*DIRECTIONS FOR THIS TASK:* Compute how many lines in the entries below contain "dash", and output nothing but the number.

──────────────────────────────

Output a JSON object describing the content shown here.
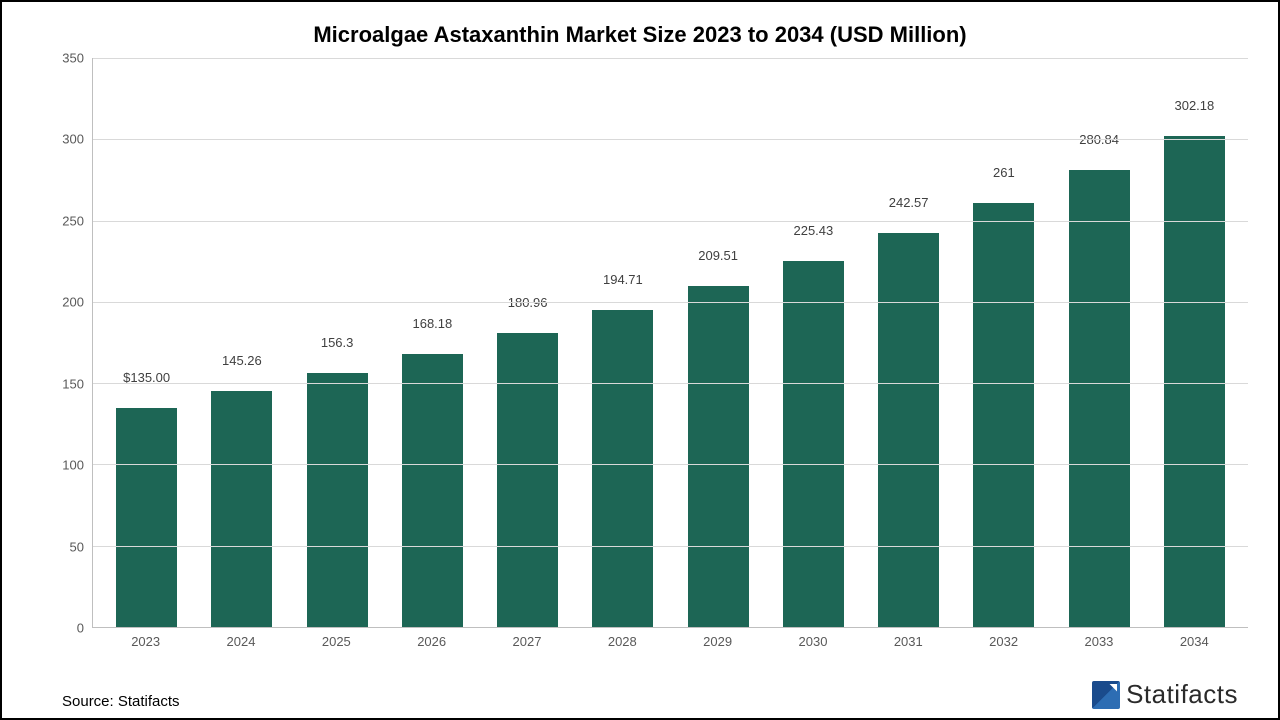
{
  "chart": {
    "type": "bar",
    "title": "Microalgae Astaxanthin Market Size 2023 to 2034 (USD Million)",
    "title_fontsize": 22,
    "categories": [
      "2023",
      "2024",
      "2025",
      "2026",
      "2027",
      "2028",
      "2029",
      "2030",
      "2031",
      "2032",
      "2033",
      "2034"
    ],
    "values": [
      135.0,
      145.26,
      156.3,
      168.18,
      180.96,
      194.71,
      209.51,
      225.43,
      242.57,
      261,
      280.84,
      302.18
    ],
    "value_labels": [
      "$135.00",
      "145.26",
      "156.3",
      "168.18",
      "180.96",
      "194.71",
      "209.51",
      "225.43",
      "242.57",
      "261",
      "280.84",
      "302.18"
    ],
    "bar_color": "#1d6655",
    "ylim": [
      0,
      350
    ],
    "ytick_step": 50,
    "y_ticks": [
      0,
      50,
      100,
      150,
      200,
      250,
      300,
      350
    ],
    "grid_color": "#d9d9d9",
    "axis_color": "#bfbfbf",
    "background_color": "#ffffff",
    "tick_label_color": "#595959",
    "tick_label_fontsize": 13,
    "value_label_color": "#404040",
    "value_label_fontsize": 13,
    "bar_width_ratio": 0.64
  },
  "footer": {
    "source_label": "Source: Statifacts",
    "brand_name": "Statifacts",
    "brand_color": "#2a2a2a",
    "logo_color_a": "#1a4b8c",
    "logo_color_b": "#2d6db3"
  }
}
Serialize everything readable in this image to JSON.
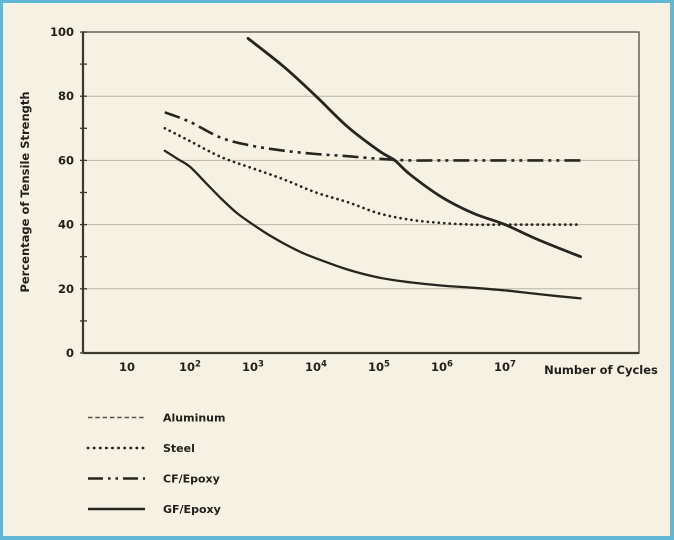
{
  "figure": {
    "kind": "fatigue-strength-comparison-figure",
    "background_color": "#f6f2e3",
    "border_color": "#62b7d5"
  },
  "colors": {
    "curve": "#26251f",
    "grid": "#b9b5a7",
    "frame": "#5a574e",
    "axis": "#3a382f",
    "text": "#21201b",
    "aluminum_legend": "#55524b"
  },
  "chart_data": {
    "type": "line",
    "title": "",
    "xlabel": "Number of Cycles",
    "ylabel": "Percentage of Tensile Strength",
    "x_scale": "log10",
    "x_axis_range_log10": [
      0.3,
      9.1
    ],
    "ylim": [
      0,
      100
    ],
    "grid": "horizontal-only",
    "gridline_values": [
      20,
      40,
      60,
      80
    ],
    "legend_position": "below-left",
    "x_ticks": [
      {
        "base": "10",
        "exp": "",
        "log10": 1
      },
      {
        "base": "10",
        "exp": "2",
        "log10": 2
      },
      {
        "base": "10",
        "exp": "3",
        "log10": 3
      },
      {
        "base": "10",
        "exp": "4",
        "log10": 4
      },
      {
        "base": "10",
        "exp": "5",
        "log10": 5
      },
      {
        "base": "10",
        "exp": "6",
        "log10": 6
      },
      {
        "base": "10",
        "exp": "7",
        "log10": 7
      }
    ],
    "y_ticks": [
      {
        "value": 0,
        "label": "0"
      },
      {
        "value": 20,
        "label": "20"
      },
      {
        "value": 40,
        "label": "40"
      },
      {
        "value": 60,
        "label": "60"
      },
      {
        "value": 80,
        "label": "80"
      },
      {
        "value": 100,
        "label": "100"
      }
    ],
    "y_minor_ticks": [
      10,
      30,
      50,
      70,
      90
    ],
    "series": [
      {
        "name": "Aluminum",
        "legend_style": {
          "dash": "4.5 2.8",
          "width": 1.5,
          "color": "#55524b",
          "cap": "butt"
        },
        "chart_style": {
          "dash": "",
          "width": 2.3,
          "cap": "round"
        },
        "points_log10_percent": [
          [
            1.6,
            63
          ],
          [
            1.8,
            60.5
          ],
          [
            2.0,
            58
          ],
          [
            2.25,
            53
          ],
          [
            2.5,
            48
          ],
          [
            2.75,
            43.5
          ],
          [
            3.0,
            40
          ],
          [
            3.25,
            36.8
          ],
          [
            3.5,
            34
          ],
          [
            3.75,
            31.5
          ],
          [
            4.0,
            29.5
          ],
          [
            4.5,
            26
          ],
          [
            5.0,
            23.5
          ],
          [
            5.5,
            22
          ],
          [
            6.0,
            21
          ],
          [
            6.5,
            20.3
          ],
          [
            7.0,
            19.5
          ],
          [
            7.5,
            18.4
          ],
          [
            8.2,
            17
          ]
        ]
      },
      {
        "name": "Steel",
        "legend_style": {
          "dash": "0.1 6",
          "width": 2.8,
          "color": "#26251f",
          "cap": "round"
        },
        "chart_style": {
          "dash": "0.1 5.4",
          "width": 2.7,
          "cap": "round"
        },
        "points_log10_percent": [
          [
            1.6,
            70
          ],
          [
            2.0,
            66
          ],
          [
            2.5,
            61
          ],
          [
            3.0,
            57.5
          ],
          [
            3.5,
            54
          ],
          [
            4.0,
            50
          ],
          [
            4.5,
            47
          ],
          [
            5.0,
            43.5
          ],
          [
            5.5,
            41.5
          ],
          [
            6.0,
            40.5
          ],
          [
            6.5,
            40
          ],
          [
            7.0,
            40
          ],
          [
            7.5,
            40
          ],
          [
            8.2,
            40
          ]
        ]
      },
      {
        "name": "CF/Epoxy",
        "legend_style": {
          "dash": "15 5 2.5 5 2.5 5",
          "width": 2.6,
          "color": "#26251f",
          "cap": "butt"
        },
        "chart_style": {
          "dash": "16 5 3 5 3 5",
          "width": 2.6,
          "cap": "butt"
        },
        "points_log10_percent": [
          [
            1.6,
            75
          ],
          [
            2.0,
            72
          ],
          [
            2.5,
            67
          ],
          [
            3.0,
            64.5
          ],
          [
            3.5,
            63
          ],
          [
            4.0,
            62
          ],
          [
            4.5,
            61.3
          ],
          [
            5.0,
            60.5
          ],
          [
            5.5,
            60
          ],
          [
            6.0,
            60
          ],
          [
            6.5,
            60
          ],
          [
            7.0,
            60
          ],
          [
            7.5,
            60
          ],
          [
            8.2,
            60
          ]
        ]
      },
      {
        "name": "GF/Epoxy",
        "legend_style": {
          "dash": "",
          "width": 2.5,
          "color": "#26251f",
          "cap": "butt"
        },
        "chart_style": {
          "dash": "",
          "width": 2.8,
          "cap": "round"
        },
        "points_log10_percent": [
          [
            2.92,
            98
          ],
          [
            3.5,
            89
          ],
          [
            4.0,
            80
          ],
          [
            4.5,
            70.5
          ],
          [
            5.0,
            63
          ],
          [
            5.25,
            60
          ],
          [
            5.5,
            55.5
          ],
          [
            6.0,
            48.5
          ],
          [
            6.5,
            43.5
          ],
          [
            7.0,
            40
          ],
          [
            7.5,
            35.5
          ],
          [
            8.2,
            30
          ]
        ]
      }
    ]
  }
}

──────────────────────────────

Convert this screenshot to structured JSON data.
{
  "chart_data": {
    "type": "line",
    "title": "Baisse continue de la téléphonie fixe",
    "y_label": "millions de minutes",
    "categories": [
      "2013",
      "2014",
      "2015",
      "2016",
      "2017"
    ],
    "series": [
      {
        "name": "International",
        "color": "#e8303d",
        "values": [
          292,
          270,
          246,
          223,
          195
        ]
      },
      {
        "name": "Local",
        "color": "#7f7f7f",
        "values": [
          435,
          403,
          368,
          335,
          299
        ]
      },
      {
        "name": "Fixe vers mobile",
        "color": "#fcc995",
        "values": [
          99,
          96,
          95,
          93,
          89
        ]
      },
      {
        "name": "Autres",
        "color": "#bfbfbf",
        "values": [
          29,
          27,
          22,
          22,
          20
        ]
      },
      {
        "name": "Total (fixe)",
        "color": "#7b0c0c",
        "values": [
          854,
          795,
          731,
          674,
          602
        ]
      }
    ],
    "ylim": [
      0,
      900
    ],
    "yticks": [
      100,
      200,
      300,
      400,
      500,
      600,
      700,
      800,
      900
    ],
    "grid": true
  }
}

──────────────────────────────

*PROBLEM SOLUTION:* 8